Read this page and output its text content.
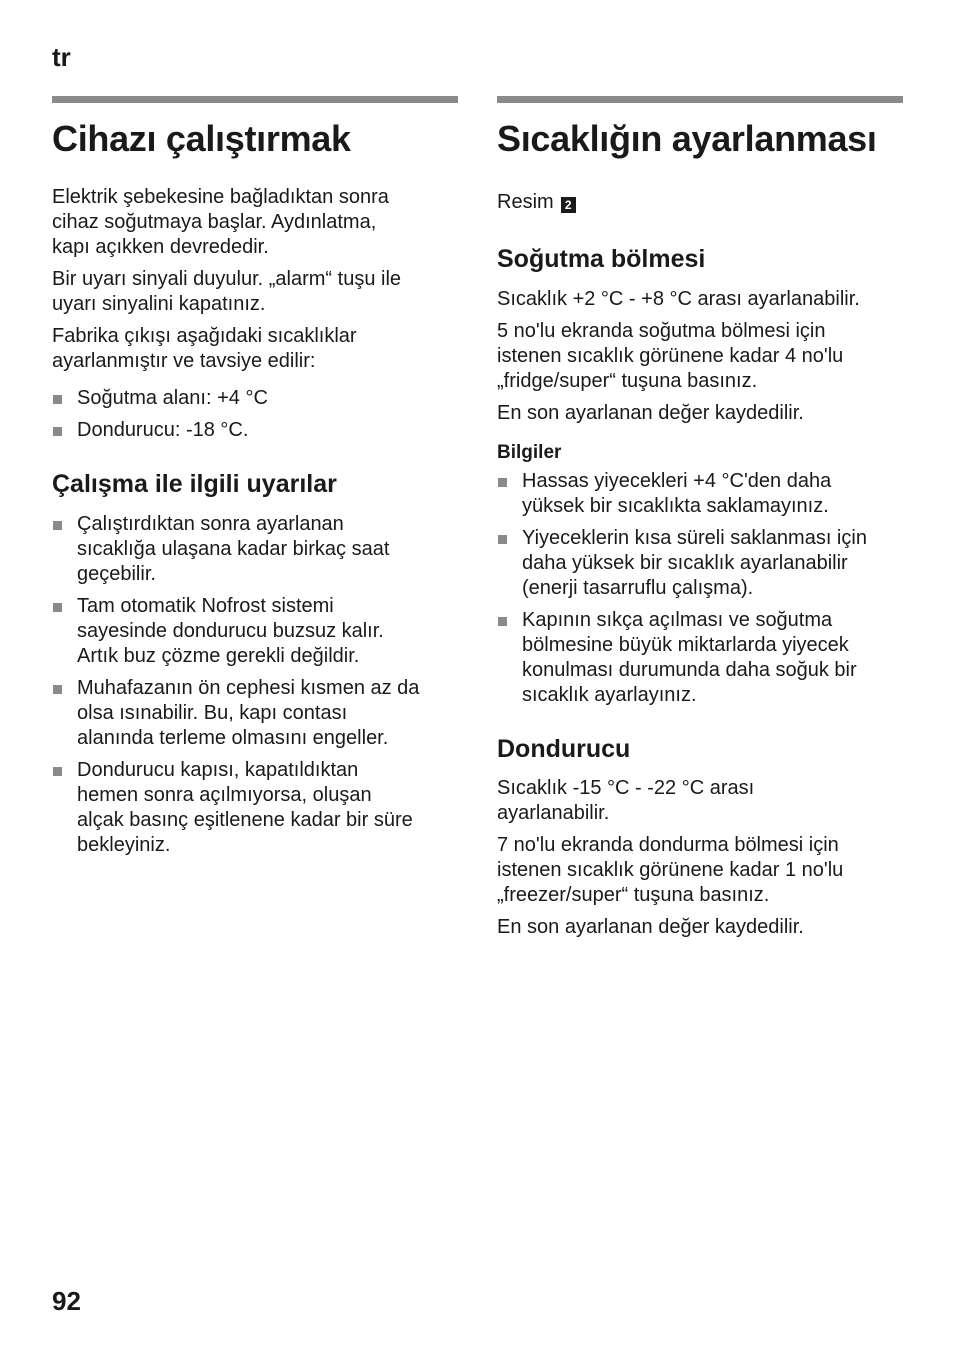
tr
Cihazı çalıştırmak

Elektrik şebekesine bağladıktan sonra
cihaz soğutmaya başlar. Aydınlatma,
kapı açıkken devrededir.

Bir uyarı sinyali duyulur. „alarm“ tuşu ile
uyarı sinyalini kapatınız.

Fabrika çıkışı aşağıdaki sıcaklıklar
ayarlanmıştır ve tavsiye edilir:

Soğutma alanı: +4 °C
Dondurucu: -18 °C.
Çalışma ile ilgili uyarılar
Çalıştırdıktan sonra ayarlanan
sıcaklığa ulaşana kadar birkaç saat
geçebilir.
Tam otomatik Nofrost sistemi
sayesinde dondurucu buzsuz kalır.
Artık buz çözme gerekli değildir.
Muhafazanın ön cephesi kısmen az da
olsa ısınabilir. Bu, kapı contası
alanında terleme olmasını engeller.
Dondurucu kapısı, kapatıldıktan
hemen sonra açılmıyorsa, oluşan
alçak basınç eşitlenene kadar bir süre
bekleyiniz.
Sıcaklığın ayarlanması

Resim 2

Soğutma bölmesi

Sıcaklık +2 °C - +8 °C arası ayarlanabilir.

5 no'lu ekranda soğutma bölmesi için
istenen sıcaklık görünene kadar 4 no'lu
„fridge/super“ tuşuna basınız.

En son ayarlanan değer kaydedilir.

Bilgiler
Hassas yiyecekleri +4 °C'den daha
yüksek bir sıcaklıkta saklamayınız.
Yiyeceklerin kısa süreli saklanması için
daha yüksek bir sıcaklık ayarlanabilir
(enerji tasarruflu çalışma).
Kapının sıkça açılması ve soğutma
bölmesine büyük miktarlarda yiyecek
konulması durumunda daha soğuk bir
sıcaklık ayarlayınız.
Dondurucu

Sıcaklık -15 °C - -22 °C arası
ayarlanabilir.

7 no'lu ekranda dondurma bölmesi için
istenen sıcaklık görünene kadar 1 no'lu
„freezer/super“ tuşuna basınız.

En son ayarlanan değer kaydedilir.

92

*Work to complete*.
Write out the records above exactly as they stand, leaving out every picture.

*Finished answer*.
Read this page and output its text content.
tr
Cihazı çalıştırmak

Elektrik şebekesine bağladıktan sonra
cihaz soğutmaya başlar. Aydınlatma,
kapı açıkken devrededir.

Bir uyarı sinyali duyulur. „alarm“ tuşu ile
uyarı sinyalini kapatınız.

Fabrika çıkışı aşağıdaki sıcaklıklar
ayarlanmıştır ve tavsiye edilir:

Soğutma alanı: +4 °C
Dondurucu: -18 °C.
Çalışma ile ilgili uyarılar
Çalıştırdıktan sonra ayarlanan
sıcaklığa ulaşana kadar birkaç saat
geçebilir.
Tam otomatik Nofrost sistemi
sayesinde dondurucu buzsuz kalır.
Artık buz çözme gerekli değildir.
Muhafazanın ön cephesi kısmen az da
olsa ısınabilir. Bu, kapı contası
alanında terleme olmasını engeller.
Dondurucu kapısı, kapatıldıktan
hemen sonra açılmıyorsa, oluşan
alçak basınç eşitlenene kadar bir süre
bekleyiniz.
Sıcaklığın ayarlanması

Resim 2

Soğutma bölmesi

Sıcaklık +2 °C - +8 °C arası ayarlanabilir.

5 no'lu ekranda soğutma bölmesi için
istenen sıcaklık görünene kadar 4 no'lu
„fridge/super“ tuşuna basınız.

En son ayarlanan değer kaydedilir.

Bilgiler
Hassas yiyecekleri +4 °C'den daha
yüksek bir sıcaklıkta saklamayınız.
Yiyeceklerin kısa süreli saklanması için
daha yüksek bir sıcaklık ayarlanabilir
(enerji tasarruflu çalışma).
Kapının sıkça açılması ve soğutma
bölmesine büyük miktarlarda yiyecek
konulması durumunda daha soğuk bir
sıcaklık ayarlayınız.
Dondurucu

Sıcaklık -15 °C - -22 °C arası
ayarlanabilir.

7 no'lu ekranda dondurma bölmesi için
istenen sıcaklık görünene kadar 1 no'lu
„freezer/super“ tuşuna basınız.

En son ayarlanan değer kaydedilir.

92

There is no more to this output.